▶ [TASK INSTRUCTIONS]: The whole listing is to be returned exactly.

▶ [GIVEN DATA]:
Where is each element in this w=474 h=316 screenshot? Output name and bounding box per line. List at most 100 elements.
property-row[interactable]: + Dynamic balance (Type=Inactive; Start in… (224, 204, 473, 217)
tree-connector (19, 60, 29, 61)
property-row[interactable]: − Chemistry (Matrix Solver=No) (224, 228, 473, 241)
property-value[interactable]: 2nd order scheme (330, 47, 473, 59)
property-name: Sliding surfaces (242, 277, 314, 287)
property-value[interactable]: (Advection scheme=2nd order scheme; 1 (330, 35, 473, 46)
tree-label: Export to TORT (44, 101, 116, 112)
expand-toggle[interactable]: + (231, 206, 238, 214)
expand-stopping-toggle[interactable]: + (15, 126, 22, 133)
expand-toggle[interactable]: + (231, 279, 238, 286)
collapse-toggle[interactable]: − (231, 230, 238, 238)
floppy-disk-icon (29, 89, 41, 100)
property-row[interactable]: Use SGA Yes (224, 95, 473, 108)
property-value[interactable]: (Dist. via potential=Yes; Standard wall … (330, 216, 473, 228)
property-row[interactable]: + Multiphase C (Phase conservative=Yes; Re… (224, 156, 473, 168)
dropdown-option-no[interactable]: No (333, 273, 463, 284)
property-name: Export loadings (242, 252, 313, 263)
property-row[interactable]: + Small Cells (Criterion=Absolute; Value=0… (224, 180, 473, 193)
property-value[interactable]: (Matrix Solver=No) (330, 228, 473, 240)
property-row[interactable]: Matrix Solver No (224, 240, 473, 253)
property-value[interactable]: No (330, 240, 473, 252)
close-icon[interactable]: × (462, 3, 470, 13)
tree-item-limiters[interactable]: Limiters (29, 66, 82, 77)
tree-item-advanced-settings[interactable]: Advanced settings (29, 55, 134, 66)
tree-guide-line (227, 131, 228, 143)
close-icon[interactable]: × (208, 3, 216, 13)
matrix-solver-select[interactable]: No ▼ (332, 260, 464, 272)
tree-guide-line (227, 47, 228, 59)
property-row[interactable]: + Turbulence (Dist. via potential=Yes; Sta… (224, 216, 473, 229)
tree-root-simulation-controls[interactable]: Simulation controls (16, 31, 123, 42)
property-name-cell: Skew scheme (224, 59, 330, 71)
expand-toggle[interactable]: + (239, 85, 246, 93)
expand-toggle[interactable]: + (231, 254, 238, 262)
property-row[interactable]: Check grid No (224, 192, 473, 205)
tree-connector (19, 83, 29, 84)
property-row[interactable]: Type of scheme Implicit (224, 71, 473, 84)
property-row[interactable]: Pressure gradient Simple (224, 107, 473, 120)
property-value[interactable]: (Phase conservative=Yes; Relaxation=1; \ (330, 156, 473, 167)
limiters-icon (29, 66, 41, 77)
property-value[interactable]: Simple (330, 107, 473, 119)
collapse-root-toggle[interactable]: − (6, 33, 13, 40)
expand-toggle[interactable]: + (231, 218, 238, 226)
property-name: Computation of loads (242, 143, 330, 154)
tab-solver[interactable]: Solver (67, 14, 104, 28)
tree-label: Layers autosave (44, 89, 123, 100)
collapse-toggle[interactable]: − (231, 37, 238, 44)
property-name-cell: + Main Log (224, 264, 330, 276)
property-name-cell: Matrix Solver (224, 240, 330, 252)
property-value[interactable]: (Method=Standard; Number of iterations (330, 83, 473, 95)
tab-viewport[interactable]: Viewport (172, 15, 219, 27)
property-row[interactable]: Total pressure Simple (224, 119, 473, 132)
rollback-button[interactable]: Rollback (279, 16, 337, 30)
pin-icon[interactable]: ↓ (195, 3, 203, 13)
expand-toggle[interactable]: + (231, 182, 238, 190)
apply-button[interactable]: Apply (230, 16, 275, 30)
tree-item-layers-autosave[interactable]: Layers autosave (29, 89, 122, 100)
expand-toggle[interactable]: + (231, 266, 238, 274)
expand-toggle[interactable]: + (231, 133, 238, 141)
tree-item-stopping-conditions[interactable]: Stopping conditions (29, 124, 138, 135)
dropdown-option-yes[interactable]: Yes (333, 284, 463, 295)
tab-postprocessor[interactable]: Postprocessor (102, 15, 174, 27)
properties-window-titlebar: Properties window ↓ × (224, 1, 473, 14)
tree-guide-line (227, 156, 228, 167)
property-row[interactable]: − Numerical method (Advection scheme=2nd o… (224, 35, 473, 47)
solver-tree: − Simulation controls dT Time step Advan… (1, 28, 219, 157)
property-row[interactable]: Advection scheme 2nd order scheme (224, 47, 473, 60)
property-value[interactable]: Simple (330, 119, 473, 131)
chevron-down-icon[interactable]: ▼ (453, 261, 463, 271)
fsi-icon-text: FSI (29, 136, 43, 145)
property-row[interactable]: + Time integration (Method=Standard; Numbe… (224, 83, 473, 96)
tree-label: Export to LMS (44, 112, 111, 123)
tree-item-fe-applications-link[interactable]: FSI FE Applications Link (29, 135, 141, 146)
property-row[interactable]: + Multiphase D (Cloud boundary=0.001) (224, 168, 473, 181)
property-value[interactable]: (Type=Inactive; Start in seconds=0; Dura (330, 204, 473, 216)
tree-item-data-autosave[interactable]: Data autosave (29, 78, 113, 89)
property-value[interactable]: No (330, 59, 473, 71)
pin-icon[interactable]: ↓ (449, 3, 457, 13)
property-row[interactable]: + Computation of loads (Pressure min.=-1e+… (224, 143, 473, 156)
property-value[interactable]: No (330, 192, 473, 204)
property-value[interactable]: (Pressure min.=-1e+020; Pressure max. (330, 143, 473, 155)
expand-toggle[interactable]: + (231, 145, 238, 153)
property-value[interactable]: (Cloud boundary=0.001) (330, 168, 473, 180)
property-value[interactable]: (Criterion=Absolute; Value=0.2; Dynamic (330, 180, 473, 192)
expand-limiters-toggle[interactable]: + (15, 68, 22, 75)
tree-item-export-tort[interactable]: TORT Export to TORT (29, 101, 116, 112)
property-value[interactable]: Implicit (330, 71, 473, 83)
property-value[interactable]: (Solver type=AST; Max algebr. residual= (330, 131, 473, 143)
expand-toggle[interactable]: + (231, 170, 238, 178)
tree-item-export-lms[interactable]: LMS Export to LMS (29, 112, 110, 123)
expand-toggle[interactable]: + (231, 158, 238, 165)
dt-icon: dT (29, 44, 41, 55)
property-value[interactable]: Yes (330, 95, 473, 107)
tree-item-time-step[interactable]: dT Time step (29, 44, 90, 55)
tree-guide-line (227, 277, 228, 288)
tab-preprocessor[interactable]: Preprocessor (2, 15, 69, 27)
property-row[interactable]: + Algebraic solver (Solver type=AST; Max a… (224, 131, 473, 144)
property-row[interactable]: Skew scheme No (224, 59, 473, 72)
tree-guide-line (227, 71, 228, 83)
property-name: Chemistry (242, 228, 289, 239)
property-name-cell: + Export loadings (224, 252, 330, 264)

▶ [ANSWER BOX]:
Where is each element in this w=474 h=316 screenshot? Output name and bounding box per line. List at most 100 elements.
property-row[interactable]: + Dynamic balance (Type=Inactive; Start in… (224, 204, 473, 217)
tree-connector (19, 60, 29, 61)
property-row[interactable]: − Chemistry (Matrix Solver=No) (224, 228, 473, 241)
property-value[interactable]: 2nd order scheme (330, 47, 473, 59)
property-name: Sliding surfaces (242, 277, 314, 287)
property-value[interactable]: (Advection scheme=2nd order scheme; 1 (330, 35, 473, 46)
tree-label: Export to TORT (44, 101, 116, 112)
expand-toggle[interactable]: + (231, 206, 238, 214)
expand-stopping-toggle[interactable]: + (15, 126, 22, 133)
expand-toggle[interactable]: + (231, 279, 238, 286)
collapse-toggle[interactable]: − (231, 230, 238, 238)
floppy-disk-icon (29, 89, 41, 100)
property-row[interactable]: Use SGA Yes (224, 95, 473, 108)
property-value[interactable]: (Dist. via potential=Yes; Standard wall … (330, 216, 473, 228)
property-row[interactable]: + Multiphase C (Phase conservative=Yes; Re… (224, 156, 473, 168)
dropdown-option-no[interactable]: No (333, 273, 463, 284)
property-name: Export loadings (242, 252, 313, 263)
property-row[interactable]: + Small Cells (Criterion=Absolute; Value=0… (224, 180, 473, 193)
property-value[interactable]: (Matrix Solver=No) (330, 228, 473, 240)
property-row[interactable]: Matrix Solver No (224, 240, 473, 253)
property-value[interactable]: No (330, 240, 473, 252)
close-icon[interactable]: × (462, 3, 470, 13)
tree-item-limiters[interactable]: Limiters (29, 66, 82, 77)
tree-item-advanced-settings[interactable]: Advanced settings (29, 55, 134, 66)
tree-guide-line (227, 131, 228, 143)
close-icon[interactable]: × (208, 3, 216, 13)
matrix-solver-select[interactable]: No ▼ (332, 260, 464, 272)
tree-guide-line (227, 47, 228, 59)
property-row[interactable]: + Turbulence (Dist. via potential=Yes; Sta… (224, 216, 473, 229)
tree-root-simulation-controls[interactable]: Simulation controls (16, 31, 123, 42)
property-name-cell: Skew scheme (224, 59, 330, 71)
expand-toggle[interactable]: + (239, 85, 246, 93)
expand-toggle[interactable]: + (231, 254, 238, 262)
property-row[interactable]: Check grid No (224, 192, 473, 205)
tree-connector (19, 83, 29, 84)
property-row[interactable]: Type of scheme Implicit (224, 71, 473, 84)
property-row[interactable]: Pressure gradient Simple (224, 107, 473, 120)
property-value[interactable]: (Phase conservative=Yes; Relaxation=1; \ (330, 156, 473, 167)
limiters-icon (29, 66, 41, 77)
property-value[interactable]: Simple (330, 107, 473, 119)
collapse-root-toggle[interactable]: − (6, 33, 13, 40)
expand-toggle[interactable]: + (231, 218, 238, 226)
property-name: Computation of loads (242, 143, 330, 154)
tab-solver[interactable]: Solver (67, 14, 104, 28)
tree-label: Layers autosave (44, 89, 123, 100)
collapse-toggle[interactable]: − (231, 37, 238, 44)
property-name-cell: + Main Log (224, 264, 330, 276)
property-name-cell: Matrix Solver (224, 240, 330, 252)
property-value[interactable]: (Method=Standard; Number of iterations (330, 83, 473, 95)
tab-viewport[interactable]: Viewport (172, 15, 219, 27)
property-row[interactable]: Total pressure Simple (224, 119, 473, 132)
rollback-button[interactable]: Rollback (279, 16, 337, 30)
pin-icon[interactable]: ↓ (195, 3, 203, 13)
expand-toggle[interactable]: + (231, 182, 238, 190)
apply-button[interactable]: Apply (230, 16, 275, 30)
tree-item-layers-autosave[interactable]: Layers autosave (29, 89, 122, 100)
expand-toggle[interactable]: + (231, 266, 238, 274)
expand-toggle[interactable]: + (231, 133, 238, 141)
tree-item-stopping-conditions[interactable]: Stopping conditions (29, 124, 138, 135)
dropdown-option-yes[interactable]: Yes (333, 284, 463, 295)
tab-postprocessor[interactable]: Postprocessor (102, 15, 174, 27)
properties-window-titlebar: Properties window ↓ × (224, 1, 473, 14)
tree-guide-line (227, 156, 228, 167)
property-row[interactable]: − Numerical method (Advection scheme=2nd o… (224, 35, 473, 47)
solver-tree: − Simulation controls dT Time step Advan… (1, 28, 219, 157)
property-row[interactable]: Advection scheme 2nd order scheme (224, 47, 473, 60)
property-value[interactable]: Simple (330, 119, 473, 131)
chevron-down-icon[interactable]: ▼ (453, 261, 463, 271)
fsi-icon-text: FSI (29, 136, 43, 145)
property-row[interactable]: + Time integration (Method=Standard; Numbe… (224, 83, 473, 96)
tree-label: Export to LMS (44, 112, 111, 123)
tree-item-fe-applications-link[interactable]: FSI FE Applications Link (29, 135, 141, 146)
property-row[interactable]: + Multiphase D (Cloud boundary=0.001) (224, 168, 473, 181)
property-value[interactable]: (Type=Inactive; Start in seconds=0; Dura (330, 204, 473, 216)
tree-item-data-autosave[interactable]: Data autosave (29, 78, 113, 89)
property-value[interactable]: No (330, 59, 473, 71)
pin-icon[interactable]: ↓ (449, 3, 457, 13)
property-row[interactable]: + Computation of loads (Pressure min.=-1e+… (224, 143, 473, 156)
property-value[interactable]: No (330, 192, 473, 204)
property-value[interactable]: (Pressure min.=-1e+020; Pressure max. (330, 143, 473, 155)
expand-toggle[interactable]: + (231, 145, 238, 153)
property-value[interactable]: (Cloud boundary=0.001) (330, 168, 473, 180)
property-value[interactable]: (Criterion=Absolute; Value=0.2; Dynamic (330, 180, 473, 192)
expand-limiters-toggle[interactable]: + (15, 68, 22, 75)
tree-item-export-tort[interactable]: TORT Export to TORT (29, 101, 116, 112)
property-value[interactable]: Implicit (330, 71, 473, 83)
property-value[interactable]: (Solver type=AST; Max algebr. residual= (330, 131, 473, 143)
expand-toggle[interactable]: + (231, 170, 238, 178)
tree-item-export-lms[interactable]: LMS Export to LMS (29, 112, 110, 123)
expand-toggle[interactable]: + (231, 158, 238, 165)
dt-icon: dT (29, 44, 41, 55)
property-value[interactable]: Yes (330, 95, 473, 107)
tree-item-time-step[interactable]: dT Time step (29, 44, 90, 55)
tree-guide-line (227, 277, 228, 288)
tab-preprocessor[interactable]: Preprocessor (2, 15, 69, 27)
property-row[interactable]: + Algebraic solver (Solver type=AST; Max a… (224, 131, 473, 144)
property-row[interactable]: Skew scheme No (224, 59, 473, 72)
tree-guide-line (227, 71, 228, 83)
property-name: Chemistry (242, 228, 289, 239)
property-name-cell: + Export loadings (224, 252, 330, 264)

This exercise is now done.